Exercise brief -> Set down all of the data that follows word for word, without the images.

Data for processing ->

>>>>>

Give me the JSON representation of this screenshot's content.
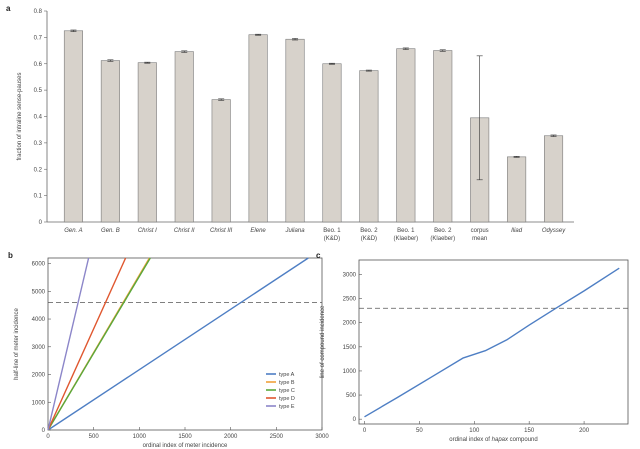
{
  "panels": {
    "a": {
      "letter": "a",
      "chart_data": {
        "type": "bar",
        "ylabel": "fraction of intraline sense-pauses",
        "ylim": [
          0,
          0.8
        ],
        "yticks": [
          0,
          0.1,
          0.2,
          0.3,
          0.4,
          0.5,
          0.6,
          0.7,
          0.8
        ],
        "categories": [
          {
            "line1": "Gen. A",
            "line2": "",
            "italic": true
          },
          {
            "line1": "Gen. B",
            "line2": "",
            "italic": true
          },
          {
            "line1": "Christ I",
            "line2": "",
            "italic": true
          },
          {
            "line1": "Christ II",
            "line2": "",
            "italic": true
          },
          {
            "line1": "Christ III",
            "line2": "",
            "italic": true
          },
          {
            "line1": "Elene",
            "line2": "",
            "italic": true
          },
          {
            "line1": "Juliana",
            "line2": "",
            "italic": true
          },
          {
            "line1": "Beo. 1",
            "line2": "(K&D)",
            "italic": false
          },
          {
            "line1": "Beo. 2",
            "line2": "(K&D)",
            "italic": false
          },
          {
            "line1": "Beo. 1",
            "line2": "(Klaeber)",
            "italic": false
          },
          {
            "line1": "Beo. 2",
            "line2": "(Klaeber)",
            "italic": false
          },
          {
            "line1": "corpus",
            "line2": "mean",
            "italic": false
          },
          {
            "line1": "Iliad",
            "line2": "",
            "italic": true
          },
          {
            "line1": "Odyssey",
            "line2": "",
            "italic": true
          }
        ],
        "values": [
          0.725,
          0.612,
          0.604,
          0.646,
          0.464,
          0.71,
          0.693,
          0.6,
          0.574,
          0.657,
          0.65,
          0.395,
          0.247,
          0.327
        ],
        "error": [
          0.003,
          0.003,
          0.002,
          0.003,
          0.003,
          0.002,
          0.003,
          0.002,
          0.002,
          0.003,
          0.003,
          0.235,
          0.002,
          0.003
        ],
        "bar_color": "#d7d2cb",
        "bar_edge": "#7a7a7a"
      }
    },
    "b": {
      "letter": "b",
      "chart_data": {
        "type": "line",
        "xlabel": "ordinal index of meter incidence",
        "ylabel": "half-line of meter incidence",
        "xlim": [
          0,
          3000
        ],
        "ylim": [
          0,
          6200
        ],
        "xticks": [
          0,
          500,
          1000,
          1500,
          2000,
          2500,
          3000
        ],
        "yticks": [
          0,
          1000,
          2000,
          3000,
          4000,
          5000,
          6000
        ],
        "hline": 4600,
        "series": [
          {
            "name": "type A",
            "color": "#4f7fc4",
            "x": [
              0,
              2850
            ],
            "y": [
              0,
              6200
            ]
          },
          {
            "name": "type B",
            "color": "#f0a23a",
            "x": [
              0,
              1110
            ],
            "y": [
              0,
              6200
            ]
          },
          {
            "name": "type C",
            "color": "#5aa83c",
            "x": [
              0,
              1120
            ],
            "y": [
              0,
              6200
            ]
          },
          {
            "name": "type D",
            "color": "#e0572f",
            "x": [
              0,
              850
            ],
            "y": [
              0,
              6200
            ]
          },
          {
            "name": "type E",
            "color": "#8c86c9",
            "x": [
              0,
              445
            ],
            "y": [
              0,
              6200
            ]
          }
        ],
        "legend_position": "bottom-right"
      }
    },
    "c": {
      "letter": "c",
      "chart_data": {
        "type": "line",
        "xlabel_prefix": "ordinal index of ",
        "xlabel_italic": "hapax",
        "xlabel_suffix": " compound",
        "ylabel": "line of compound incidence",
        "xlim": [
          -5,
          240
        ],
        "ylim": [
          -100,
          3300
        ],
        "xticks": [
          0,
          50,
          100,
          150,
          200
        ],
        "yticks": [
          0,
          500,
          1000,
          1500,
          2000,
          2500,
          3000
        ],
        "hline": 2300,
        "series": [
          {
            "color": "#4f7fc4",
            "x": [
              0,
              30,
              60,
              90,
              110,
              130,
              150,
              175,
              200,
              232
            ],
            "y": [
              50,
              450,
              860,
              1270,
              1420,
              1650,
              1950,
              2310,
              2660,
              3130
            ]
          }
        ]
      }
    }
  }
}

<<<<<

Exercise answer ->
Give me the JSON representation of this screenshot's content.
{
  "panels": {
    "a": {
      "letter": "a",
      "chart_data": {
        "type": "bar",
        "ylabel": "fraction of intraline sense-pauses",
        "ylim": [
          0,
          0.8
        ],
        "yticks": [
          0,
          0.1,
          0.2,
          0.3,
          0.4,
          0.5,
          0.6,
          0.7,
          0.8
        ],
        "categories": [
          {
            "line1": "Gen. A",
            "line2": "",
            "italic": true
          },
          {
            "line1": "Gen. B",
            "line2": "",
            "italic": true
          },
          {
            "line1": "Christ I",
            "line2": "",
            "italic": true
          },
          {
            "line1": "Christ II",
            "line2": "",
            "italic": true
          },
          {
            "line1": "Christ III",
            "line2": "",
            "italic": true
          },
          {
            "line1": "Elene",
            "line2": "",
            "italic": true
          },
          {
            "line1": "Juliana",
            "line2": "",
            "italic": true
          },
          {
            "line1": "Beo. 1",
            "line2": "(K&D)",
            "italic": false
          },
          {
            "line1": "Beo. 2",
            "line2": "(K&D)",
            "italic": false
          },
          {
            "line1": "Beo. 1",
            "line2": "(Klaeber)",
            "italic": false
          },
          {
            "line1": "Beo. 2",
            "line2": "(Klaeber)",
            "italic": false
          },
          {
            "line1": "corpus",
            "line2": "mean",
            "italic": false
          },
          {
            "line1": "Iliad",
            "line2": "",
            "italic": true
          },
          {
            "line1": "Odyssey",
            "line2": "",
            "italic": true
          }
        ],
        "values": [
          0.725,
          0.612,
          0.604,
          0.646,
          0.464,
          0.71,
          0.693,
          0.6,
          0.574,
          0.657,
          0.65,
          0.395,
          0.247,
          0.327
        ],
        "error": [
          0.003,
          0.003,
          0.002,
          0.003,
          0.003,
          0.002,
          0.003,
          0.002,
          0.002,
          0.003,
          0.003,
          0.235,
          0.002,
          0.003
        ],
        "bar_color": "#d7d2cb",
        "bar_edge": "#7a7a7a"
      }
    },
    "b": {
      "letter": "b",
      "chart_data": {
        "type": "line",
        "xlabel": "ordinal index of meter incidence",
        "ylabel": "half-line of meter incidence",
        "xlim": [
          0,
          3000
        ],
        "ylim": [
          0,
          6200
        ],
        "xticks": [
          0,
          500,
          1000,
          1500,
          2000,
          2500,
          3000
        ],
        "yticks": [
          0,
          1000,
          2000,
          3000,
          4000,
          5000,
          6000
        ],
        "hline": 4600,
        "series": [
          {
            "name": "type A",
            "color": "#4f7fc4",
            "x": [
              0,
              2850
            ],
            "y": [
              0,
              6200
            ]
          },
          {
            "name": "type B",
            "color": "#f0a23a",
            "x": [
              0,
              1110
            ],
            "y": [
              0,
              6200
            ]
          },
          {
            "name": "type C",
            "color": "#5aa83c",
            "x": [
              0,
              1120
            ],
            "y": [
              0,
              6200
            ]
          },
          {
            "name": "type D",
            "color": "#e0572f",
            "x": [
              0,
              850
            ],
            "y": [
              0,
              6200
            ]
          },
          {
            "name": "type E",
            "color": "#8c86c9",
            "x": [
              0,
              445
            ],
            "y": [
              0,
              6200
            ]
          }
        ],
        "legend_position": "bottom-right"
      }
    },
    "c": {
      "letter": "c",
      "chart_data": {
        "type": "line",
        "xlabel_prefix": "ordinal index of ",
        "xlabel_italic": "hapax",
        "xlabel_suffix": " compound",
        "ylabel": "line of compound incidence",
        "xlim": [
          -5,
          240
        ],
        "ylim": [
          -100,
          3300
        ],
        "xticks": [
          0,
          50,
          100,
          150,
          200
        ],
        "yticks": [
          0,
          500,
          1000,
          1500,
          2000,
          2500,
          3000
        ],
        "hline": 2300,
        "series": [
          {
            "color": "#4f7fc4",
            "x": [
              0,
              30,
              60,
              90,
              110,
              130,
              150,
              175,
              200,
              232
            ],
            "y": [
              50,
              450,
              860,
              1270,
              1420,
              1650,
              1950,
              2310,
              2660,
              3130
            ]
          }
        ]
      }
    }
  }
}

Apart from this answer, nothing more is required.